## TASK INPUTS

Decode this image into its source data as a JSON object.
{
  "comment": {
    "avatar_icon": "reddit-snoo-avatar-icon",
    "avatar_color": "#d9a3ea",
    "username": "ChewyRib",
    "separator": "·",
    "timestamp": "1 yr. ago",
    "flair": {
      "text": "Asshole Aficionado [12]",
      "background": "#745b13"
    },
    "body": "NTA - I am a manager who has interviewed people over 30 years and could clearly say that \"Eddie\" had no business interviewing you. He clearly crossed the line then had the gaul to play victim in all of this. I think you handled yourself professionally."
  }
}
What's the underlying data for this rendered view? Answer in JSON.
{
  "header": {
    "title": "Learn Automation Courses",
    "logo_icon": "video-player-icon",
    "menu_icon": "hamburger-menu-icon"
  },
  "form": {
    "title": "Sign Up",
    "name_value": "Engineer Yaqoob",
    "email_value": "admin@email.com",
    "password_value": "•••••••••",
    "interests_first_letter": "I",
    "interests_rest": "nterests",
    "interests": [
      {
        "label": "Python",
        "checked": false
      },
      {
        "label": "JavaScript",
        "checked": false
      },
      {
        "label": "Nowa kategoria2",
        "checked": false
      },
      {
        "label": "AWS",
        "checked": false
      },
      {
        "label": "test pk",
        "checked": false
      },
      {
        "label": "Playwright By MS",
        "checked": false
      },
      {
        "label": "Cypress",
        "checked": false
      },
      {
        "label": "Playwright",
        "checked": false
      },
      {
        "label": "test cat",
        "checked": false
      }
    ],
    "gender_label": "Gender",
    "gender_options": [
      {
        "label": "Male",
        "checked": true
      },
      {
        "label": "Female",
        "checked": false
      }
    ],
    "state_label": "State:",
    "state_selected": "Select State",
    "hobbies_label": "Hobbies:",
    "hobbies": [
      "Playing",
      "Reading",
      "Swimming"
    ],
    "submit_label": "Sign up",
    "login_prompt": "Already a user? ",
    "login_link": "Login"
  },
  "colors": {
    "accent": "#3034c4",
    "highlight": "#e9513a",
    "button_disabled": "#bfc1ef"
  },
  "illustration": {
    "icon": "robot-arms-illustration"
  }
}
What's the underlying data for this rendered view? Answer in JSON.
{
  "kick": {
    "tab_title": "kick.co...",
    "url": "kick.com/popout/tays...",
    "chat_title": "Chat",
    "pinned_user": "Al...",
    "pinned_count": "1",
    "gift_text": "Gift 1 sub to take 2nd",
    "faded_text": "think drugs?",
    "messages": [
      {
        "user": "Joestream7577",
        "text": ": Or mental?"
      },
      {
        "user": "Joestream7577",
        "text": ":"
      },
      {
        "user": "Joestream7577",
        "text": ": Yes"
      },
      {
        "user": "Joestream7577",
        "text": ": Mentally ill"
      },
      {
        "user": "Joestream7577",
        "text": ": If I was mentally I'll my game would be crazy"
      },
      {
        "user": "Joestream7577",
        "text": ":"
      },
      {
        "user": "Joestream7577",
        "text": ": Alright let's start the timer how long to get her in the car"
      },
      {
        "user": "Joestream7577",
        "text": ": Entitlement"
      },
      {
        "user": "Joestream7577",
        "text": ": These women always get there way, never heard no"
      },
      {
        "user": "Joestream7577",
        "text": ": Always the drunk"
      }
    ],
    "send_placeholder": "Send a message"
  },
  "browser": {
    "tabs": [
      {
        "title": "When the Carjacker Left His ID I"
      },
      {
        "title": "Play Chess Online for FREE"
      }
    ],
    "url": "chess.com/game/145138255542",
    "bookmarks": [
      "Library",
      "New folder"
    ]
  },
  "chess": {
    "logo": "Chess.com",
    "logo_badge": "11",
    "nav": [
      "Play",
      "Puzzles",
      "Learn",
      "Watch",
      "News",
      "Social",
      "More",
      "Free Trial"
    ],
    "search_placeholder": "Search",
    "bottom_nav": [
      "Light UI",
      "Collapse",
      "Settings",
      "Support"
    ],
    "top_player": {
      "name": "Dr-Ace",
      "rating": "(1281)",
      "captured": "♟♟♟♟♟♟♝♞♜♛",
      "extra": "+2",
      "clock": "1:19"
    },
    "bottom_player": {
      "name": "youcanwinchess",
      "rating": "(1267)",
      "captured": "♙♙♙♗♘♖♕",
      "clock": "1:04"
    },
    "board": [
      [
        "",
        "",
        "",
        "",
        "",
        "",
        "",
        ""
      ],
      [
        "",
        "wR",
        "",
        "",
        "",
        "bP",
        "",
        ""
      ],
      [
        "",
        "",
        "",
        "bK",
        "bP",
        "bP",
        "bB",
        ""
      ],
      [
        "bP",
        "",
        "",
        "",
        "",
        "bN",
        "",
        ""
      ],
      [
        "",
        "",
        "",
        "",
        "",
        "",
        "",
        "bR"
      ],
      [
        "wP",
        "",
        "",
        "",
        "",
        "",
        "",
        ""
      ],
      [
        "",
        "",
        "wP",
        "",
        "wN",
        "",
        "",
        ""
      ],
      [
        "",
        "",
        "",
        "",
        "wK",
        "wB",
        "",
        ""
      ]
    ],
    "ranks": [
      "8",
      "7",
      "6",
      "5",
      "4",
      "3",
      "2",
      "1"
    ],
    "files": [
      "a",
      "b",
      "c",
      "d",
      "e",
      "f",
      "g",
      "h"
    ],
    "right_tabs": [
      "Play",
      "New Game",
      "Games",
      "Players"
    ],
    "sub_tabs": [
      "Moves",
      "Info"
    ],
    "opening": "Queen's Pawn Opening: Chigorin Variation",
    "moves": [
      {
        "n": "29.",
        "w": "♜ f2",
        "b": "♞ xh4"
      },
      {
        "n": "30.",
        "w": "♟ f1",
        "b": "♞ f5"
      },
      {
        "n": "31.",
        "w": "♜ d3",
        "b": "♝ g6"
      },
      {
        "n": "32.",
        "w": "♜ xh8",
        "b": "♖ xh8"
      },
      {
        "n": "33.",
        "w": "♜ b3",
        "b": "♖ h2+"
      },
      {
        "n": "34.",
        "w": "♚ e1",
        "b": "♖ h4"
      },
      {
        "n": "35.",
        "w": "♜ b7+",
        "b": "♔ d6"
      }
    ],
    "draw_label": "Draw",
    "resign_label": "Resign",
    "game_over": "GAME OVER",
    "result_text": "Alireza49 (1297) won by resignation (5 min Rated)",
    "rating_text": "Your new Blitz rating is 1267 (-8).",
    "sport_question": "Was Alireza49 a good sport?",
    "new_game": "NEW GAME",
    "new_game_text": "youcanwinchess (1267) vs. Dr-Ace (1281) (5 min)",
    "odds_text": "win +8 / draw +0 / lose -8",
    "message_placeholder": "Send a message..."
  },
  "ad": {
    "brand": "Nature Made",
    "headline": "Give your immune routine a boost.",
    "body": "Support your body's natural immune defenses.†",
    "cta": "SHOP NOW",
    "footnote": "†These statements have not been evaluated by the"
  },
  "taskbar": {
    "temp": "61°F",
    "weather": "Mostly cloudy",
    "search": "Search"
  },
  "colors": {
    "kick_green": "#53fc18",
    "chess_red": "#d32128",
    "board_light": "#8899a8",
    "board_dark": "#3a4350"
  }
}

## CHALLENGE
Set all of the entries down again, exactly as they were given.

## RESPONSE TO THE EXERCISE
Decode this image into its source data as a JSON object.
{
  "comment": {
    "avatar_icon": "reddit-snoo-avatar-icon",
    "avatar_color": "#d9a3ea",
    "username": "ChewyRib",
    "separator": "·",
    "timestamp": "1 yr. ago",
    "flair": {
      "text": "Asshole Aficionado [12]",
      "background": "#745b13"
    },
    "body": "NTA - I am a manager who has interviewed people over 30 years and could clearly say that \"Eddie\" had no business interviewing you. He clearly crossed the line then had the gaul to play victim in all of this. I think you handled yourself professionally."
  }
}
What's the underlying data for this rendered view? Answer in JSON.
{
  "header": {
    "title": "Learn Automation Courses",
    "logo_icon": "video-player-icon",
    "menu_icon": "hamburger-menu-icon"
  },
  "form": {
    "title": "Sign Up",
    "name_value": "Engineer Yaqoob",
    "email_value": "admin@email.com",
    "password_value": "•••••••••",
    "interests_first_letter": "I",
    "interests_rest": "nterests",
    "interests": [
      {
        "label": "Python",
        "checked": false
      },
      {
        "label": "JavaScript",
        "checked": false
      },
      {
        "label": "Nowa kategoria2",
        "checked": false
      },
      {
        "label": "AWS",
        "checked": false
      },
      {
        "label": "test pk",
        "checked": false
      },
      {
        "label": "Playwright By MS",
        "checked": false
      },
      {
        "label": "Cypress",
        "checked": false
      },
      {
        "label": "Playwright",
        "checked": false
      },
      {
        "label": "test cat",
        "checked": false
      }
    ],
    "gender_label": "Gender",
    "gender_options": [
      {
        "label": "Male",
        "checked": true
      },
      {
        "label": "Female",
        "checked": false
      }
    ],
    "state_label": "State:",
    "state_selected": "Select State",
    "hobbies_label": "Hobbies:",
    "hobbies": [
      "Playing",
      "Reading",
      "Swimming"
    ],
    "submit_label": "Sign up",
    "login_prompt": "Already a user? ",
    "login_link": "Login"
  },
  "colors": {
    "accent": "#3034c4",
    "highlight": "#e9513a",
    "button_disabled": "#bfc1ef"
  },
  "illustration": {
    "icon": "robot-arms-illustration"
  }
}
What's the underlying data for this rendered view? Answer in JSON.
{
  "kick": {
    "tab_title": "kick.co...",
    "url": "kick.com/popout/tays...",
    "chat_title": "Chat",
    "pinned_user": "Al...",
    "pinned_count": "1",
    "gift_text": "Gift 1 sub to take 2nd",
    "faded_text": "think drugs?",
    "messages": [
      {
        "user": "Joestream7577",
        "text": ": Or mental?"
      },
      {
        "user": "Joestream7577",
        "text": ":"
      },
      {
        "user": "Joestream7577",
        "text": ": Yes"
      },
      {
        "user": "Joestream7577",
        "text": ": Mentally ill"
      },
      {
        "user": "Joestream7577",
        "text": ": If I was mentally I'll my game would be crazy"
      },
      {
        "user": "Joestream7577",
        "text": ":"
      },
      {
        "user": "Joestream7577",
        "text": ": Alright let's start the timer how long to get her in the car"
      },
      {
        "user": "Joestream7577",
        "text": ": Entitlement"
      },
      {
        "user": "Joestream7577",
        "text": ": These women always get there way, never heard no"
      },
      {
        "user": "Joestream7577",
        "text": ": Always the drunk"
      }
    ],
    "send_placeholder": "Send a message"
  },
  "browser": {
    "tabs": [
      {
        "title": "When the Carjacker Left His ID I"
      },
      {
        "title": "Play Chess Online for FREE"
      }
    ],
    "url": "chess.com/game/145138255542",
    "bookmarks": [
      "Library",
      "New folder"
    ]
  },
  "chess": {
    "logo": "Chess.com",
    "logo_badge": "11",
    "nav": [
      "Play",
      "Puzzles",
      "Learn",
      "Watch",
      "News",
      "Social",
      "More",
      "Free Trial"
    ],
    "search_placeholder": "Search",
    "bottom_nav": [
      "Light UI",
      "Collapse",
      "Settings",
      "Support"
    ],
    "top_player": {
      "name": "Dr-Ace",
      "rating": "(1281)",
      "captured": "♟♟♟♟♟♟♝♞♜♛",
      "extra": "+2",
      "clock": "1:19"
    },
    "bottom_player": {
      "name": "youcanwinchess",
      "rating": "(1267)",
      "captured": "♙♙♙♗♘♖♕",
      "clock": "1:04"
    },
    "board": [
      [
        "",
        "",
        "",
        "",
        "",
        "",
        "",
        ""
      ],
      [
        "",
        "wR",
        "",
        "",
        "",
        "bP",
        "",
        ""
      ],
      [
        "",
        "",
        "",
        "bK",
        "bP",
        "bP",
        "bB",
        ""
      ],
      [
        "bP",
        "",
        "",
        "",
        "",
        "bN",
        "",
        ""
      ],
      [
        "",
        "",
        "",
        "",
        "",
        "",
        "",
        "bR"
      ],
      [
        "wP",
        "",
        "",
        "",
        "",
        "",
        "",
        ""
      ],
      [
        "",
        "",
        "wP",
        "",
        "wN",
        "",
        "",
        ""
      ],
      [
        "",
        "",
        "",
        "",
        "wK",
        "wB",
        "",
        ""
      ]
    ],
    "ranks": [
      "8",
      "7",
      "6",
      "5",
      "4",
      "3",
      "2",
      "1"
    ],
    "files": [
      "a",
      "b",
      "c",
      "d",
      "e",
      "f",
      "g",
      "h"
    ],
    "right_tabs": [
      "Play",
      "New Game",
      "Games",
      "Players"
    ],
    "sub_tabs": [
      "Moves",
      "Info"
    ],
    "opening": "Queen's Pawn Opening: Chigorin Variation",
    "moves": [
      {
        "n": "29.",
        "w": "♜ f2",
        "b": "♞ xh4"
      },
      {
        "n": "30.",
        "w": "♟ f1",
        "b": "♞ f5"
      },
      {
        "n": "31.",
        "w": "♜ d3",
        "b": "♝ g6"
      },
      {
        "n": "32.",
        "w": "♜ xh8",
        "b": "♖ xh8"
      },
      {
        "n": "33.",
        "w": "♜ b3",
        "b": "♖ h2+"
      },
      {
        "n": "34.",
        "w": "♚ e1",
        "b": "♖ h4"
      },
      {
        "n": "35.",
        "w": "♜ b7+",
        "b": "♔ d6"
      }
    ],
    "draw_label": "Draw",
    "resign_label": "Resign",
    "game_over": "GAME OVER",
    "result_text": "Alireza49 (1297) won by resignation (5 min Rated)",
    "rating_text": "Your new Blitz rating is 1267 (-8).",
    "sport_question": "Was Alireza49 a good sport?",
    "new_game": "NEW GAME",
    "new_game_text": "youcanwinchess (1267) vs. Dr-Ace (1281) (5 min)",
    "odds_text": "win +8 / draw +0 / lose -8",
    "message_placeholder": "Send a message..."
  },
  "ad": {
    "brand": "Nature Made",
    "headline": "Give your immune routine a boost.",
    "body": "Support your body's natural immune defenses.†",
    "cta": "SHOP NOW",
    "footnote": "†These statements have not been evaluated by the"
  },
  "taskbar": {
    "temp": "61°F",
    "weather": "Mostly cloudy",
    "search": "Search"
  },
  "colors": {
    "kick_green": "#53fc18",
    "chess_red": "#d32128",
    "board_light": "#8899a8",
    "board_dark": "#3a4350"
  }
}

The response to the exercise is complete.